== Information given ==
——————————

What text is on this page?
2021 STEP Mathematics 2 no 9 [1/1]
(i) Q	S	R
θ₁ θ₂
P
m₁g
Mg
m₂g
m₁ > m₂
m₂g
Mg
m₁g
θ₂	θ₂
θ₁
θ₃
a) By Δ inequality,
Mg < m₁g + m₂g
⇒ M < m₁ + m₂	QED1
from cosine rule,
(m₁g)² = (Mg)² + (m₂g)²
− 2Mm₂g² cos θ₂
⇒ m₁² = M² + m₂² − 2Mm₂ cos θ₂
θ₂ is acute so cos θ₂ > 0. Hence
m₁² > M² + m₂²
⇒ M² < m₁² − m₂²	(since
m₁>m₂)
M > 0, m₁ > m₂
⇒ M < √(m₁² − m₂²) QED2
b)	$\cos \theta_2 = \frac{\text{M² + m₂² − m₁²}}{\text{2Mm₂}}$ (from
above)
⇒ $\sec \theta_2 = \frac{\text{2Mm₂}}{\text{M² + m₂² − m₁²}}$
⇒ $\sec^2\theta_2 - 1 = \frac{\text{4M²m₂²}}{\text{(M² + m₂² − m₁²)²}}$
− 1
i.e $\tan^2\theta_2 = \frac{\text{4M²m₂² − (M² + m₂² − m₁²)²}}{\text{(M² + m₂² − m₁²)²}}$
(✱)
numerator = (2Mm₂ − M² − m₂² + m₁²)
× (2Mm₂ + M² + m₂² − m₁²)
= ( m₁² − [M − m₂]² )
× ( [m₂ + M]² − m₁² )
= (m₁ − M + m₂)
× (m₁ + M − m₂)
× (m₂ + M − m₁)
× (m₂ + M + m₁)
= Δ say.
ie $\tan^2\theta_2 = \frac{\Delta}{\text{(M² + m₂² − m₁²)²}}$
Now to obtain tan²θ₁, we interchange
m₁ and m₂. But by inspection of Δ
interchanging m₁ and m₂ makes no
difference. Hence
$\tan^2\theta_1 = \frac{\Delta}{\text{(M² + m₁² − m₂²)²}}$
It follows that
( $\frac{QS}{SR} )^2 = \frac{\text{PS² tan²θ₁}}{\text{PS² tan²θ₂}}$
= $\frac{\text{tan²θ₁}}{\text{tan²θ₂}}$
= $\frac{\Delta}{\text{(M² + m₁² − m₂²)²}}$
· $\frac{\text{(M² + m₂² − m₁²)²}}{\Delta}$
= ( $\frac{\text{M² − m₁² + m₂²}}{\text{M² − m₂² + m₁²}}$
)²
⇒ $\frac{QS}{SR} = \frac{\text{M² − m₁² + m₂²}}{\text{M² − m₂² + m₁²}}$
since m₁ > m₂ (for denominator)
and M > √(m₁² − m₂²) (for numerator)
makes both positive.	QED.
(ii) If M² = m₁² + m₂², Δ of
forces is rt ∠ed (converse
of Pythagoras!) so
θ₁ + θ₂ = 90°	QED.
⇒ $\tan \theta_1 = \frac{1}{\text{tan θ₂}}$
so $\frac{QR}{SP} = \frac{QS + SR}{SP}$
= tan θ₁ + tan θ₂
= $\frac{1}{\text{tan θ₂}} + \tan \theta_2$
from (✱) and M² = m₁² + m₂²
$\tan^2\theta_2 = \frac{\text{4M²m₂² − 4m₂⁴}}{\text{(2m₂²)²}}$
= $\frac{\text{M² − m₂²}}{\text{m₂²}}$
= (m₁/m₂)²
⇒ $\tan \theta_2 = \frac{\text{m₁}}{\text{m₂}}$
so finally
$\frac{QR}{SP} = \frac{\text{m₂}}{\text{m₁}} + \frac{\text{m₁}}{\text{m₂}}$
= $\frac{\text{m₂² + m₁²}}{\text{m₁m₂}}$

——————————

== Required work ==
Read the entries and show each line that mentions "Delta".

== Final answer ==
ie $\tan^2\theta_2 = \frac{\Delta}{\text{(M² + m₂² − m₁²)²}}$
$\tan^2\theta_1 = \frac{\Delta}{\text{(M² + m₁² − m₂²)²}}$
= $\frac{\Delta}{\text{(M² + m₁² − m₂²)²}}$
· $\frac{\text{(M² + m₂² − m₁²)²}}{\Delta}$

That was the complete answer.